▶ **What you should do**
In the entries, find all lines that hold the word "연령대별" and copy them.

▶ **Listing**

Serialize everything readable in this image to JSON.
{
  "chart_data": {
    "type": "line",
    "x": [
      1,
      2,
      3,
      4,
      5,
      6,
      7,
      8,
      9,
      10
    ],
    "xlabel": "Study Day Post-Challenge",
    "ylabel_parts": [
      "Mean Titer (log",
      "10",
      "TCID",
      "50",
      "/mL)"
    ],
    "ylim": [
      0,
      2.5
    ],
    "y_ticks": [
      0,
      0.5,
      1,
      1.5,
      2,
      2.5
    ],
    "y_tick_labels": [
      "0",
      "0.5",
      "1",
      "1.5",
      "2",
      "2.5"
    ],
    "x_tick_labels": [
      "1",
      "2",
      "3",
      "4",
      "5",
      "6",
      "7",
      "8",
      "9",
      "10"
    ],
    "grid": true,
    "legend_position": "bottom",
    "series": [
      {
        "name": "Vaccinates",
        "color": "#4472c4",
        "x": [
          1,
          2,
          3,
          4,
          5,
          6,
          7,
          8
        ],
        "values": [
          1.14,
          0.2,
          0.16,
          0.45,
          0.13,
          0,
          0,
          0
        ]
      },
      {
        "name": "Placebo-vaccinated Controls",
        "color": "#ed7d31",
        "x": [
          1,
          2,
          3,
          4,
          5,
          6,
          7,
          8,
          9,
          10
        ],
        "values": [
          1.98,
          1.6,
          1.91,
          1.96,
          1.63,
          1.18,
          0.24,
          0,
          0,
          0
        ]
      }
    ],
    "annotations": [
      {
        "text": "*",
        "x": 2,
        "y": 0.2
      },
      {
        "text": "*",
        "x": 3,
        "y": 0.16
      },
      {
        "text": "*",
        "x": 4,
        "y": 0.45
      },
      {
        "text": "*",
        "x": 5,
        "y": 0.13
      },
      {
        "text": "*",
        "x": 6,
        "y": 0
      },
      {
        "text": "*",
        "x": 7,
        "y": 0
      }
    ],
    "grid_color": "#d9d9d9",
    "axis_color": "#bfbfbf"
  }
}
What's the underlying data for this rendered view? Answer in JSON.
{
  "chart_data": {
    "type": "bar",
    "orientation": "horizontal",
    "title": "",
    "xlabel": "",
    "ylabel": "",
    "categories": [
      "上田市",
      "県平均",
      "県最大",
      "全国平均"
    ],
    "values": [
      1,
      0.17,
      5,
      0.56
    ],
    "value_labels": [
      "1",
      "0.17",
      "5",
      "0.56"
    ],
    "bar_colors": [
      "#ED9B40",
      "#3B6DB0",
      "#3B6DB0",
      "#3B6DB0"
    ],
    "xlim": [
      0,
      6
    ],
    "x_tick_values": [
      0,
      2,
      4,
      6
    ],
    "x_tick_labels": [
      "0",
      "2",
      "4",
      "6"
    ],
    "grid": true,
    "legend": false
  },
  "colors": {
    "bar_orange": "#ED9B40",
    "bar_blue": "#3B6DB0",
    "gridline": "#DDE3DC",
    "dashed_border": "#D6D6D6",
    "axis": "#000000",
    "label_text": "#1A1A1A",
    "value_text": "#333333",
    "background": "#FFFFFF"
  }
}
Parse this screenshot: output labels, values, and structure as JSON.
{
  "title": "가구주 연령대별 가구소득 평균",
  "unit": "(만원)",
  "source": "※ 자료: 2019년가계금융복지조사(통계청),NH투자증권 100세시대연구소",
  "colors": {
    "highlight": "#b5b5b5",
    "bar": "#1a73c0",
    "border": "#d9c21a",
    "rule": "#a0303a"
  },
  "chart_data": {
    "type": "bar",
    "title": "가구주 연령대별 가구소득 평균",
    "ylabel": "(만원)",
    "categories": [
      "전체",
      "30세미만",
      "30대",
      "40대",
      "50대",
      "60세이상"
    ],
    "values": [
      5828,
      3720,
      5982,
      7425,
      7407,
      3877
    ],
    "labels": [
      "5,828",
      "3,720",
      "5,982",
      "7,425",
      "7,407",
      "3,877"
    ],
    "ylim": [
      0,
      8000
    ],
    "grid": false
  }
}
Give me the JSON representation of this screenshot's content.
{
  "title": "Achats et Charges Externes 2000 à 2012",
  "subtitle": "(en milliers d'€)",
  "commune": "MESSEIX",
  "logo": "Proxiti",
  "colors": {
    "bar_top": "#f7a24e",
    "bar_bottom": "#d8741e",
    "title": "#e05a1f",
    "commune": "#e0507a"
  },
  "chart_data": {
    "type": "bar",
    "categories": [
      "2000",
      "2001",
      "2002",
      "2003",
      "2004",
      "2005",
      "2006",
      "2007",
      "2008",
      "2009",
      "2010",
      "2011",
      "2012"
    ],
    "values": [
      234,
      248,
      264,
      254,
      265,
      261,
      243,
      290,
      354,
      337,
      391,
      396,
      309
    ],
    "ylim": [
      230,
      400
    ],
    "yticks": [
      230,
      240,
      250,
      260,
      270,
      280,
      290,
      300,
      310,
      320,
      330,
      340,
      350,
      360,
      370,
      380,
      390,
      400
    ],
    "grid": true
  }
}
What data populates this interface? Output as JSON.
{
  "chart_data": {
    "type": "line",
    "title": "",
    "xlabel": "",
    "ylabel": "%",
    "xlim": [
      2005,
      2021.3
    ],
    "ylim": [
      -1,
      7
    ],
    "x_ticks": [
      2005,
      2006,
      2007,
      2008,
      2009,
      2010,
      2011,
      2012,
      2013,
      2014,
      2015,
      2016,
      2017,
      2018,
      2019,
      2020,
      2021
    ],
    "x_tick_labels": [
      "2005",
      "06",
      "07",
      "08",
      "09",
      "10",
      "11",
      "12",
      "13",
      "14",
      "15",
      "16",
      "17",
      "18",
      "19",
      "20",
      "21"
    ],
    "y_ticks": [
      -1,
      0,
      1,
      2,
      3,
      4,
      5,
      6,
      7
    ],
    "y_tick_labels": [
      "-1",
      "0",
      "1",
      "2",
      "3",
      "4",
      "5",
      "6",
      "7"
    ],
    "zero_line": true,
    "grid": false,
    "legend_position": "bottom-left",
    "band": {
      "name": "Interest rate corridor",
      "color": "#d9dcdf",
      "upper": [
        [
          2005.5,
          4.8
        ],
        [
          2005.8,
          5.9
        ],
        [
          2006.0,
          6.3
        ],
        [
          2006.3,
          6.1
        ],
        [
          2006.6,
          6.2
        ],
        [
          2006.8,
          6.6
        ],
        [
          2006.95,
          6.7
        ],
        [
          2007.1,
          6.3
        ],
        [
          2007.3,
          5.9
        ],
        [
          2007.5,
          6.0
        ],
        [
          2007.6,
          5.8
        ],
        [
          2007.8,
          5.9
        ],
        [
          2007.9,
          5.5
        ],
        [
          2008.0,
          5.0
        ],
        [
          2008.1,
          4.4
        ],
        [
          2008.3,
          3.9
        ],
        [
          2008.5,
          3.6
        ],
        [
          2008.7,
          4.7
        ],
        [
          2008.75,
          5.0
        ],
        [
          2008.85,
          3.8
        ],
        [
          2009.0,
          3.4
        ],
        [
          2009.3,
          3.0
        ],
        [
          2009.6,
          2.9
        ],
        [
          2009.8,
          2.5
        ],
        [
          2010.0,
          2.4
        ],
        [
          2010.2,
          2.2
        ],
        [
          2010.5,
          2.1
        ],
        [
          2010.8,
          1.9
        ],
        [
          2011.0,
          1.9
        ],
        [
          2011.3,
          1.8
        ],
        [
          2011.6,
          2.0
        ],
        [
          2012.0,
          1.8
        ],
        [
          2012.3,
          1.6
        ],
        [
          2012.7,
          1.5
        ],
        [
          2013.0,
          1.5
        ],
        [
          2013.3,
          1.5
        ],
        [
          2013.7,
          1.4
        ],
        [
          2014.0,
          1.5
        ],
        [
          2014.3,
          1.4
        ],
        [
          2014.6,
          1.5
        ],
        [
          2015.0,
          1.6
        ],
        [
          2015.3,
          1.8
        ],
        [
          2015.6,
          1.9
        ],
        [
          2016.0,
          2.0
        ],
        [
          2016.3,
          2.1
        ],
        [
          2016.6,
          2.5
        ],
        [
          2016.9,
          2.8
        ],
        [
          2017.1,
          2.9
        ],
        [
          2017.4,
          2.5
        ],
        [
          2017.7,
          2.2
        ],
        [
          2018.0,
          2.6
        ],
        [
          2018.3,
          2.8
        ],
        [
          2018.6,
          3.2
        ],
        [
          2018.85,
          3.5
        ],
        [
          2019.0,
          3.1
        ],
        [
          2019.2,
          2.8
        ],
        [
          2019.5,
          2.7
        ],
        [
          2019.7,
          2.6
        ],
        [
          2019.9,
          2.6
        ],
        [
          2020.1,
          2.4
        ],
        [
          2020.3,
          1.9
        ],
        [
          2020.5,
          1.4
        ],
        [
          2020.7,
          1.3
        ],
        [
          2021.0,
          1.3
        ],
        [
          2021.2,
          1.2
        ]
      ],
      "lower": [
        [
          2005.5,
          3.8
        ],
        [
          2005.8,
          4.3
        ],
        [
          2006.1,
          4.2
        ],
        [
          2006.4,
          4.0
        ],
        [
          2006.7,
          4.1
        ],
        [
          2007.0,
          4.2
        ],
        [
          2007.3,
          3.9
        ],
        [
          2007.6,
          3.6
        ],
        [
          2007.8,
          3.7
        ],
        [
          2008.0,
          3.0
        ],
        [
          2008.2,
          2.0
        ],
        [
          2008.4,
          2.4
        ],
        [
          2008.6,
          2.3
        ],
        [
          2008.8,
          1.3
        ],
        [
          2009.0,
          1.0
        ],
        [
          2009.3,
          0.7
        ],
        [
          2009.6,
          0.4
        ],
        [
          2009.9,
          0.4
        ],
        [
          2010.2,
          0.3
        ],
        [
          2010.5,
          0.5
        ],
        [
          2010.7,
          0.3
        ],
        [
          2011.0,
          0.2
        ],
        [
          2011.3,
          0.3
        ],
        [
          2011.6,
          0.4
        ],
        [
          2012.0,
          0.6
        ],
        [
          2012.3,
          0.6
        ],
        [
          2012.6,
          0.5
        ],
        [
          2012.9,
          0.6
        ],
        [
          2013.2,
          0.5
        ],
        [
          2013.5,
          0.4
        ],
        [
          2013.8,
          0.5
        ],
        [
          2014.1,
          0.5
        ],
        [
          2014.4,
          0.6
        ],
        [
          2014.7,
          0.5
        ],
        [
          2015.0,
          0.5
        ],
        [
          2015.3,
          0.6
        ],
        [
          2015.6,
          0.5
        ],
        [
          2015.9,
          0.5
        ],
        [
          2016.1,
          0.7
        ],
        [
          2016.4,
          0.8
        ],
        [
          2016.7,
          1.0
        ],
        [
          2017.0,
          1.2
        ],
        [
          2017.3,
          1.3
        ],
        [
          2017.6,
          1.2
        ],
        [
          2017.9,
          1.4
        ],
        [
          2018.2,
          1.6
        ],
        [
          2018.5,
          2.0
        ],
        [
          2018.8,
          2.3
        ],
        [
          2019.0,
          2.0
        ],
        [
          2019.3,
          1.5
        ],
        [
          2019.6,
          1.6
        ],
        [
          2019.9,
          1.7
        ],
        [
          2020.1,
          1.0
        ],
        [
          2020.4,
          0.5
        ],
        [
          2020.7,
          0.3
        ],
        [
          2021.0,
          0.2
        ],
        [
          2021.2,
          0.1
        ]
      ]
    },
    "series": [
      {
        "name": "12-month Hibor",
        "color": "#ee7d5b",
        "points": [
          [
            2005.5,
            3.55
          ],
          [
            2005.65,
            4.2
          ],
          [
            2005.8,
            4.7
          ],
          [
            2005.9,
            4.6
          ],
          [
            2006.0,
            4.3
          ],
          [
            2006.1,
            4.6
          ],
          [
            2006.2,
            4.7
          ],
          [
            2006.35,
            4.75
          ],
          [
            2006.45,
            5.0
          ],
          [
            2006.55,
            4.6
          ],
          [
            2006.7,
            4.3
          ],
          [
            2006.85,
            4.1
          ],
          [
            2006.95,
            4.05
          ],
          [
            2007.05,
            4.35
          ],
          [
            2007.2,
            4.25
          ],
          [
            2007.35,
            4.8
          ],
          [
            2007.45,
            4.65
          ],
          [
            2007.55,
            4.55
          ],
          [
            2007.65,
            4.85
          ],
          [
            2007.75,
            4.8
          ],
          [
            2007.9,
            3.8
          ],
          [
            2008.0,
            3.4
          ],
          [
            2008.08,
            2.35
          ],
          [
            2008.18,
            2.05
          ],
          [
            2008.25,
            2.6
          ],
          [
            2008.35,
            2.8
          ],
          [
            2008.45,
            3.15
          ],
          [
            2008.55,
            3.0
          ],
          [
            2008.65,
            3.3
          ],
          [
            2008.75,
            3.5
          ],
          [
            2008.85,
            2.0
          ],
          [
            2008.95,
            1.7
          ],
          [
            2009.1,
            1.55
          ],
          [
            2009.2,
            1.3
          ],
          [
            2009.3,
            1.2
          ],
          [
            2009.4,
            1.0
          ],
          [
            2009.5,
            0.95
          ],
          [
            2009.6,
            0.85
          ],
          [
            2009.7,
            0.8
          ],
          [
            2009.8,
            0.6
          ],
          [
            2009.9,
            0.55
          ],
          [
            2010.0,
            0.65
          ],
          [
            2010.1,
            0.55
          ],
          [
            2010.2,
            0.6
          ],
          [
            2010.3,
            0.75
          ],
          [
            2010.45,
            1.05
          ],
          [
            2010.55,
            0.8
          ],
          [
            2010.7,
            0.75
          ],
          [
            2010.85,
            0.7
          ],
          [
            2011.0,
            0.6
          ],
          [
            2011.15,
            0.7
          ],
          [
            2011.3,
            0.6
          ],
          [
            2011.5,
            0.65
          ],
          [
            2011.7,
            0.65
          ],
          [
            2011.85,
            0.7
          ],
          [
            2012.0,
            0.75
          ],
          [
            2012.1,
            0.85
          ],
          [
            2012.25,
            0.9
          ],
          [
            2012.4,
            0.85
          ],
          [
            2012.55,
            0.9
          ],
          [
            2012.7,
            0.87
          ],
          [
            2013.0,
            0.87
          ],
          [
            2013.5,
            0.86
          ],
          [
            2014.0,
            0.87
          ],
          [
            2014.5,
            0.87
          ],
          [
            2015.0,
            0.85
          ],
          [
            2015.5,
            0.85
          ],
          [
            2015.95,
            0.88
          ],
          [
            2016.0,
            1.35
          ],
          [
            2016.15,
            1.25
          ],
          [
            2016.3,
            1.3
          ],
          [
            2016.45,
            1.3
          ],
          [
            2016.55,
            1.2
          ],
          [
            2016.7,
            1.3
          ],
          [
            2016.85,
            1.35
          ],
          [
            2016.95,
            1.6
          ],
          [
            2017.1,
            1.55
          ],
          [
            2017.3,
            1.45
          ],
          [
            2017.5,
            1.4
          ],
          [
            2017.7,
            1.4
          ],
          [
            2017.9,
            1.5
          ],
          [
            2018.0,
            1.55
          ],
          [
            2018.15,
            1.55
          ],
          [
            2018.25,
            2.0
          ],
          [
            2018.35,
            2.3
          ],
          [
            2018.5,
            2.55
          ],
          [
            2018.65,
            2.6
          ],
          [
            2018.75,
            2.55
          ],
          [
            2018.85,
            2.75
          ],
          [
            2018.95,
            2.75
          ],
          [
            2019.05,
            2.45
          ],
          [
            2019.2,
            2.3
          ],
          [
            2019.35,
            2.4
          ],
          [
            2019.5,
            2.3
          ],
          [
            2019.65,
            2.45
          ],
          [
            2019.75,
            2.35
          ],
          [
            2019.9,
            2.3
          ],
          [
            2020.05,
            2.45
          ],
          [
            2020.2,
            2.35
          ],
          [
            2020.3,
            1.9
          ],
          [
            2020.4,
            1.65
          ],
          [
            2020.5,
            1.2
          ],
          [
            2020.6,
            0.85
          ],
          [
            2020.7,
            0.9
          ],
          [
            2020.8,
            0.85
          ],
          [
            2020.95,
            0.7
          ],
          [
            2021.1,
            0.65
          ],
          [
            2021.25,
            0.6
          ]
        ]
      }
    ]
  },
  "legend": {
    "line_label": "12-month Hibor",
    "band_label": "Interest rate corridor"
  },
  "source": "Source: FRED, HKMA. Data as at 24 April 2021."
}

▶ **Solution to the exercise**
  "title": "가구주 연령대별 가구소득 평균",
    "title": "가구주 연령대별 가구소득 평균",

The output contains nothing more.